— start of Listed entries —
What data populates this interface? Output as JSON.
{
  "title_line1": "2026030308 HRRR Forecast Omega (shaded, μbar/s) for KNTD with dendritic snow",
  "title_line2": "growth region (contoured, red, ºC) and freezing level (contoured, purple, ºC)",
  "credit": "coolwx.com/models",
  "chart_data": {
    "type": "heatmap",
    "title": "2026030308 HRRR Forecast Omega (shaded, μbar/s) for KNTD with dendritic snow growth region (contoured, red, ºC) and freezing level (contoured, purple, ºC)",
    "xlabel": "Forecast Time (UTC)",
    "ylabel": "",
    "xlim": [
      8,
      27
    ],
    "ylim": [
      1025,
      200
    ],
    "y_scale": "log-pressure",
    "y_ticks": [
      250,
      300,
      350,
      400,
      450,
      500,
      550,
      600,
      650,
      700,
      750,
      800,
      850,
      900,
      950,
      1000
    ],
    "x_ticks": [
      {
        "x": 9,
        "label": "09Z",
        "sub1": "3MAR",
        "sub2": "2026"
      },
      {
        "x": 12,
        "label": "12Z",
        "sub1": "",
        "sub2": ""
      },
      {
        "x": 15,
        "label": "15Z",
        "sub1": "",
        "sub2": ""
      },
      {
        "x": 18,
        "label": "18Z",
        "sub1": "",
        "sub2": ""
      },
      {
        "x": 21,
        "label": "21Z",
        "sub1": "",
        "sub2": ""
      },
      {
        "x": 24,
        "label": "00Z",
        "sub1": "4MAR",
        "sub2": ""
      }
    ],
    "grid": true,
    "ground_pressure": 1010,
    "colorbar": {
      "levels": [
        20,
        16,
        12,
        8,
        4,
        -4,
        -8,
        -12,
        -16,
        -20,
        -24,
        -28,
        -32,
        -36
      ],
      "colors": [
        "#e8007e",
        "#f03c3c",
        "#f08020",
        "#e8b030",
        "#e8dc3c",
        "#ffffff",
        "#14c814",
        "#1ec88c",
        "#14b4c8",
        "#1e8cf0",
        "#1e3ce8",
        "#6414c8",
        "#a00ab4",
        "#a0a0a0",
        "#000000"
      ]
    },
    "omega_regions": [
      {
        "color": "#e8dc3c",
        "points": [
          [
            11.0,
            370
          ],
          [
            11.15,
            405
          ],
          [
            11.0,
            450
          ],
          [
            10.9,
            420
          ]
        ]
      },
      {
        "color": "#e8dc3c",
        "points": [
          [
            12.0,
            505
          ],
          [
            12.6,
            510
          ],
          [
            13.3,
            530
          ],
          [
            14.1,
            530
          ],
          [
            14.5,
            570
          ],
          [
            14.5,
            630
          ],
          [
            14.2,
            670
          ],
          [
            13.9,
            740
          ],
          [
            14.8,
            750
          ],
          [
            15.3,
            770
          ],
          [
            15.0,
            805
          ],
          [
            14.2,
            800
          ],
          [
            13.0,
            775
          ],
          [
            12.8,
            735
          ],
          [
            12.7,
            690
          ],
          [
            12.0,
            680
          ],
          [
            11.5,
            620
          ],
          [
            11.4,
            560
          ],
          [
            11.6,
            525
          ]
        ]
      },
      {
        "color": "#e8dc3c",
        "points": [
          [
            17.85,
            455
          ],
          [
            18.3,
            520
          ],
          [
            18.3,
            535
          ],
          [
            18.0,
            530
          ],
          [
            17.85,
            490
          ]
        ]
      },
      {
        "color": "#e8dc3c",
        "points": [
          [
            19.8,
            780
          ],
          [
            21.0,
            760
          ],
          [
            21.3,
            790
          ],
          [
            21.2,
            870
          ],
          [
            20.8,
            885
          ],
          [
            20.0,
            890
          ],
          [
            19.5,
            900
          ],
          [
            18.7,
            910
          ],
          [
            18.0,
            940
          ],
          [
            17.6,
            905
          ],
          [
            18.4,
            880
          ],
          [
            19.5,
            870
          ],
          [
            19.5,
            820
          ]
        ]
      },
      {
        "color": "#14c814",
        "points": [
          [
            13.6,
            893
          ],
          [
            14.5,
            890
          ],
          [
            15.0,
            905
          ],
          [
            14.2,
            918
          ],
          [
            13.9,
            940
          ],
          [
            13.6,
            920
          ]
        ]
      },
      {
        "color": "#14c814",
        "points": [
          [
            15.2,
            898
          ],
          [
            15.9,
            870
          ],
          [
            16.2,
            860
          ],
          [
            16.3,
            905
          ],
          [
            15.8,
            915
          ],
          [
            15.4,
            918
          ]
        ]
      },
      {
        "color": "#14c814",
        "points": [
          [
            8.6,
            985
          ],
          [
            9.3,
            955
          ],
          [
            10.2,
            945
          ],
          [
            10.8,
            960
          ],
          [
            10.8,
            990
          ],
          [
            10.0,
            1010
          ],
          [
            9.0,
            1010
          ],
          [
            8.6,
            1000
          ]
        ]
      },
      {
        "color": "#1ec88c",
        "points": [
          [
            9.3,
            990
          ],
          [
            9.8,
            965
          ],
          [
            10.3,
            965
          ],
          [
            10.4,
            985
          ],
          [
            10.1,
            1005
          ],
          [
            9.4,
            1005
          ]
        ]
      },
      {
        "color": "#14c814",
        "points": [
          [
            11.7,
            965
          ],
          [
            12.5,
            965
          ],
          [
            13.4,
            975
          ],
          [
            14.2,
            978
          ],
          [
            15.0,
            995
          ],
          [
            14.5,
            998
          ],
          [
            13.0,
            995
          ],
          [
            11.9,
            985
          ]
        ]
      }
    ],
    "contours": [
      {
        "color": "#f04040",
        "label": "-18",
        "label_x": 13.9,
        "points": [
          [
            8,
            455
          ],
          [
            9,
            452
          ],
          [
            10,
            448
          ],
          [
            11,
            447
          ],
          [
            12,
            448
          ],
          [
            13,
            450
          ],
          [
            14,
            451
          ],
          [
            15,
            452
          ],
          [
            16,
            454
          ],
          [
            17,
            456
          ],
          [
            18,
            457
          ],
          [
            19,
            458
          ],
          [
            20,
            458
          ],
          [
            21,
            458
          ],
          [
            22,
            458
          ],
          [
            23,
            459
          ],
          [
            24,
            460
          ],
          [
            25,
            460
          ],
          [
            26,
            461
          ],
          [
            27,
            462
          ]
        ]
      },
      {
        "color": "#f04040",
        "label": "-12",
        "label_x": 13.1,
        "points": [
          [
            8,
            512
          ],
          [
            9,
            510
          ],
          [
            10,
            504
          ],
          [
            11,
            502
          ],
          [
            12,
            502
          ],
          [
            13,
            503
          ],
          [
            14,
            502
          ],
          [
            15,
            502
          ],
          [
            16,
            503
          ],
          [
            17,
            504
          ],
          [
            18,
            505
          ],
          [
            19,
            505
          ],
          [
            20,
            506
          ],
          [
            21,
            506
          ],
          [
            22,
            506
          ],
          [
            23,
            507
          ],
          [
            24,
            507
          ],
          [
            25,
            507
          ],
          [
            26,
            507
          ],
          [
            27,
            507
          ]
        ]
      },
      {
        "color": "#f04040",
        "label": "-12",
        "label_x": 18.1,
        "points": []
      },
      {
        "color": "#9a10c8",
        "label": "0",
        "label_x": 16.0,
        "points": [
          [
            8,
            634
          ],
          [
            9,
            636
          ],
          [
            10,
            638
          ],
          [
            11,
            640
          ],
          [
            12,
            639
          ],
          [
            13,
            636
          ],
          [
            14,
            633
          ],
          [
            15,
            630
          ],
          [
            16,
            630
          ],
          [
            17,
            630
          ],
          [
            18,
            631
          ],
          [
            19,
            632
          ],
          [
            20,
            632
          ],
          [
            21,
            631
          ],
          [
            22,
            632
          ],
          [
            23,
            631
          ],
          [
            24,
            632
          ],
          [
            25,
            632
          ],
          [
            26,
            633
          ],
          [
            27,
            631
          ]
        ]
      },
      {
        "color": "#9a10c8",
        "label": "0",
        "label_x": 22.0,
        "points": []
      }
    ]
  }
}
— end of Listed entries —
■ Exercise requirements:
Your task is to give the records above again, exactly.

■ Response:
What data populates this interface? Output as JSON.
{
  "title_line1": "2026030308 HRRR Forecast Omega (shaded, μbar/s) for KNTD with dendritic snow",
  "title_line2": "growth region (contoured, red, ºC) and freezing level (contoured, purple, ºC)",
  "credit": "coolwx.com/models",
  "chart_data": {
    "type": "heatmap",
    "title": "2026030308 HRRR Forecast Omega (shaded, μbar/s) for KNTD with dendritic snow growth region (contoured, red, ºC) and freezing level (contoured, purple, ºC)",
    "xlabel": "Forecast Time (UTC)",
    "ylabel": "",
    "xlim": [
      8,
      27
    ],
    "ylim": [
      1025,
      200
    ],
    "y_scale": "log-pressure",
    "y_ticks": [
      250,
      300,
      350,
      400,
      450,
      500,
      550,
      600,
      650,
      700,
      750,
      800,
      850,
      900,
      950,
      1000
    ],
    "x_ticks": [
      {
        "x": 9,
        "label": "09Z",
        "sub1": "3MAR",
        "sub2": "2026"
      },
      {
        "x": 12,
        "label": "12Z",
        "sub1": "",
        "sub2": ""
      },
      {
        "x": 15,
        "label": "15Z",
        "sub1": "",
        "sub2": ""
      },
      {
        "x": 18,
        "label": "18Z",
        "sub1": "",
        "sub2": ""
      },
      {
        "x": 21,
        "label": "21Z",
        "sub1": "",
        "sub2": ""
      },
      {
        "x": 24,
        "label": "00Z",
        "sub1": "4MAR",
        "sub2": ""
      }
    ],
    "grid": true,
    "ground_pressure": 1010,
    "colorbar": {
      "levels": [
        20,
        16,
        12,
        8,
        4,
        -4,
        -8,
        -12,
        -16,
        -20,
        -24,
        -28,
        -32,
        -36
      ],
      "colors": [
        "#e8007e",
        "#f03c3c",
        "#f08020",
        "#e8b030",
        "#e8dc3c",
        "#ffffff",
        "#14c814",
        "#1ec88c",
        "#14b4c8",
        "#1e8cf0",
        "#1e3ce8",
        "#6414c8",
        "#a00ab4",
        "#a0a0a0",
        "#000000"
      ]
    },
    "omega_regions": [
      {
        "color": "#e8dc3c",
        "points": [
          [
            11.0,
            370
          ],
          [
            11.15,
            405
          ],
          [
            11.0,
            450
          ],
          [
            10.9,
            420
          ]
        ]
      },
      {
        "color": "#e8dc3c",
        "points": [
          [
            12.0,
            505
          ],
          [
            12.6,
            510
          ],
          [
            13.3,
            530
          ],
          [
            14.1,
            530
          ],
          [
            14.5,
            570
          ],
          [
            14.5,
            630
          ],
          [
            14.2,
            670
          ],
          [
            13.9,
            740
          ],
          [
            14.8,
            750
          ],
          [
            15.3,
            770
          ],
          [
            15.0,
            805
          ],
          [
            14.2,
            800
          ],
          [
            13.0,
            775
          ],
          [
            12.8,
            735
          ],
          [
            12.7,
            690
          ],
          [
            12.0,
            680
          ],
          [
            11.5,
            620
          ],
          [
            11.4,
            560
          ],
          [
            11.6,
            525
          ]
        ]
      },
      {
        "color": "#e8dc3c",
        "points": [
          [
            17.85,
            455
          ],
          [
            18.3,
            520
          ],
          [
            18.3,
            535
          ],
          [
            18.0,
            530
          ],
          [
            17.85,
            490
          ]
        ]
      },
      {
        "color": "#e8dc3c",
        "points": [
          [
            19.8,
            780
          ],
          [
            21.0,
            760
          ],
          [
            21.3,
            790
          ],
          [
            21.2,
            870
          ],
          [
            20.8,
            885
          ],
          [
            20.0,
            890
          ],
          [
            19.5,
            900
          ],
          [
            18.7,
            910
          ],
          [
            18.0,
            940
          ],
          [
            17.6,
            905
          ],
          [
            18.4,
            880
          ],
          [
            19.5,
            870
          ],
          [
            19.5,
            820
          ]
        ]
      },
      {
        "color": "#14c814",
        "points": [
          [
            13.6,
            893
          ],
          [
            14.5,
            890
          ],
          [
            15.0,
            905
          ],
          [
            14.2,
            918
          ],
          [
            13.9,
            940
          ],
          [
            13.6,
            920
          ]
        ]
      },
      {
        "color": "#14c814",
        "points": [
          [
            15.2,
            898
          ],
          [
            15.9,
            870
          ],
          [
            16.2,
            860
          ],
          [
            16.3,
            905
          ],
          [
            15.8,
            915
          ],
          [
            15.4,
            918
          ]
        ]
      },
      {
        "color": "#14c814",
        "points": [
          [
            8.6,
            985
          ],
          [
            9.3,
            955
          ],
          [
            10.2,
            945
          ],
          [
            10.8,
            960
          ],
          [
            10.8,
            990
          ],
          [
            10.0,
            1010
          ],
          [
            9.0,
            1010
          ],
          [
            8.6,
            1000
          ]
        ]
      },
      {
        "color": "#1ec88c",
        "points": [
          [
            9.3,
            990
          ],
          [
            9.8,
            965
          ],
          [
            10.3,
            965
          ],
          [
            10.4,
            985
          ],
          [
            10.1,
            1005
          ],
          [
            9.4,
            1005
          ]
        ]
      },
      {
        "color": "#14c814",
        "points": [
          [
            11.7,
            965
          ],
          [
            12.5,
            965
          ],
          [
            13.4,
            975
          ],
          [
            14.2,
            978
          ],
          [
            15.0,
            995
          ],
          [
            14.5,
            998
          ],
          [
            13.0,
            995
          ],
          [
            11.9,
            985
          ]
        ]
      }
    ],
    "contours": [
      {
        "color": "#f04040",
        "label": "-18",
        "label_x": 13.9,
        "points": [
          [
            8,
            455
          ],
          [
            9,
            452
          ],
          [
            10,
            448
          ],
          [
            11,
            447
          ],
          [
            12,
            448
          ],
          [
            13,
            450
          ],
          [
            14,
            451
          ],
          [
            15,
            452
          ],
          [
            16,
            454
          ],
          [
            17,
            456
          ],
          [
            18,
            457
          ],
          [
            19,
            458
          ],
          [
            20,
            458
          ],
          [
            21,
            458
          ],
          [
            22,
            458
          ],
          [
            23,
            459
          ],
          [
            24,
            460
          ],
          [
            25,
            460
          ],
          [
            26,
            461
          ],
          [
            27,
            462
          ]
        ]
      },
      {
        "color": "#f04040",
        "label": "-12",
        "label_x": 13.1,
        "points": [
          [
            8,
            512
          ],
          [
            9,
            510
          ],
          [
            10,
            504
          ],
          [
            11,
            502
          ],
          [
            12,
            502
          ],
          [
            13,
            503
          ],
          [
            14,
            502
          ],
          [
            15,
            502
          ],
          [
            16,
            503
          ],
          [
            17,
            504
          ],
          [
            18,
            505
          ],
          [
            19,
            505
          ],
          [
            20,
            506
          ],
          [
            21,
            506
          ],
          [
            22,
            506
          ],
          [
            23,
            507
          ],
          [
            24,
            507
          ],
          [
            25,
            507
          ],
          [
            26,
            507
          ],
          [
            27,
            507
          ]
        ]
      },
      {
        "color": "#f04040",
        "label": "-12",
        "label_x": 18.1,
        "points": []
      },
      {
        "color": "#9a10c8",
        "label": "0",
        "label_x": 16.0,
        "points": [
          [
            8,
            634
          ],
          [
            9,
            636
          ],
          [
            10,
            638
          ],
          [
            11,
            640
          ],
          [
            12,
            639
          ],
          [
            13,
            636
          ],
          [
            14,
            633
          ],
          [
            15,
            630
          ],
          [
            16,
            630
          ],
          [
            17,
            630
          ],
          [
            18,
            631
          ],
          [
            19,
            632
          ],
          [
            20,
            632
          ],
          [
            21,
            631
          ],
          [
            22,
            632
          ],
          [
            23,
            631
          ],
          [
            24,
            632
          ],
          [
            25,
            632
          ],
          [
            26,
            633
          ],
          [
            27,
            631
          ]
        ]
      },
      {
        "color": "#9a10c8",
        "label": "0",
        "label_x": 22.0,
        "points": []
      }
    ]
  }
}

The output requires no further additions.